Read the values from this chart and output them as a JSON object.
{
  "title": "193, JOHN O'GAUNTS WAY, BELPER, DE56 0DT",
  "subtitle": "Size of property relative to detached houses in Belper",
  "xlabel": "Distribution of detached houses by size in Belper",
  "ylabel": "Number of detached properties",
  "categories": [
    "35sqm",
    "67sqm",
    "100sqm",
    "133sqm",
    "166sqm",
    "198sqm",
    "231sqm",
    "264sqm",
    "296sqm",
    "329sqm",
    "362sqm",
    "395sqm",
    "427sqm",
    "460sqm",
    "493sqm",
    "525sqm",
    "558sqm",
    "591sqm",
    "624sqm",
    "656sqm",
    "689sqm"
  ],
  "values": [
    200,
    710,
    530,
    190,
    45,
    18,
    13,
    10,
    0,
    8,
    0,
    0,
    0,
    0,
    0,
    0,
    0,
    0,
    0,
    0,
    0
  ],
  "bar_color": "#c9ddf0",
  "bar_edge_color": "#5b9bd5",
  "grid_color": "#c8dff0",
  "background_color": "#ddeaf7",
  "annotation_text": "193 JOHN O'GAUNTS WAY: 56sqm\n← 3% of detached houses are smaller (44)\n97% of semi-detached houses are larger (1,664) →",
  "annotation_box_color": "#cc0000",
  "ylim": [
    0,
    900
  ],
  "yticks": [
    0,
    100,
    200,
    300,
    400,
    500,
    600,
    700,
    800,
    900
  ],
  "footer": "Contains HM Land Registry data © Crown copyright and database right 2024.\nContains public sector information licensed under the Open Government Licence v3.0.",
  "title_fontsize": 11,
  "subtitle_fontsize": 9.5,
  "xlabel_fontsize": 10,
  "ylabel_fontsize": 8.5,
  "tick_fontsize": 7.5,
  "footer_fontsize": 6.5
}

####################

**Aim**.
Give a word-for-word copy of the records.

**Solution for this exercise**.
Read the values from this chart and output them as a JSON object.
{
  "title": "193, JOHN O'GAUNTS WAY, BELPER, DE56 0DT",
  "subtitle": "Size of property relative to detached houses in Belper",
  "xlabel": "Distribution of detached houses by size in Belper",
  "ylabel": "Number of detached properties",
  "categories": [
    "35sqm",
    "67sqm",
    "100sqm",
    "133sqm",
    "166sqm",
    "198sqm",
    "231sqm",
    "264sqm",
    "296sqm",
    "329sqm",
    "362sqm",
    "395sqm",
    "427sqm",
    "460sqm",
    "493sqm",
    "525sqm",
    "558sqm",
    "591sqm",
    "624sqm",
    "656sqm",
    "689sqm"
  ],
  "values": [
    200,
    710,
    530,
    190,
    45,
    18,
    13,
    10,
    0,
    8,
    0,
    0,
    0,
    0,
    0,
    0,
    0,
    0,
    0,
    0,
    0
  ],
  "bar_color": "#c9ddf0",
  "bar_edge_color": "#5b9bd5",
  "grid_color": "#c8dff0",
  "background_color": "#ddeaf7",
  "annotation_text": "193 JOHN O'GAUNTS WAY: 56sqm\n← 3% of detached houses are smaller (44)\n97% of semi-detached houses are larger (1,664) →",
  "annotation_box_color": "#cc0000",
  "ylim": [
    0,
    900
  ],
  "yticks": [
    0,
    100,
    200,
    300,
    400,
    500,
    600,
    700,
    800,
    900
  ],
  "footer": "Contains HM Land Registry data © Crown copyright and database right 2024.\nContains public sector information licensed under the Open Government Licence v3.0.",
  "title_fontsize": 11,
  "subtitle_fontsize": 9.5,
  "xlabel_fontsize": 10,
  "ylabel_fontsize": 8.5,
  "tick_fontsize": 7.5,
  "footer_fontsize": 6.5
}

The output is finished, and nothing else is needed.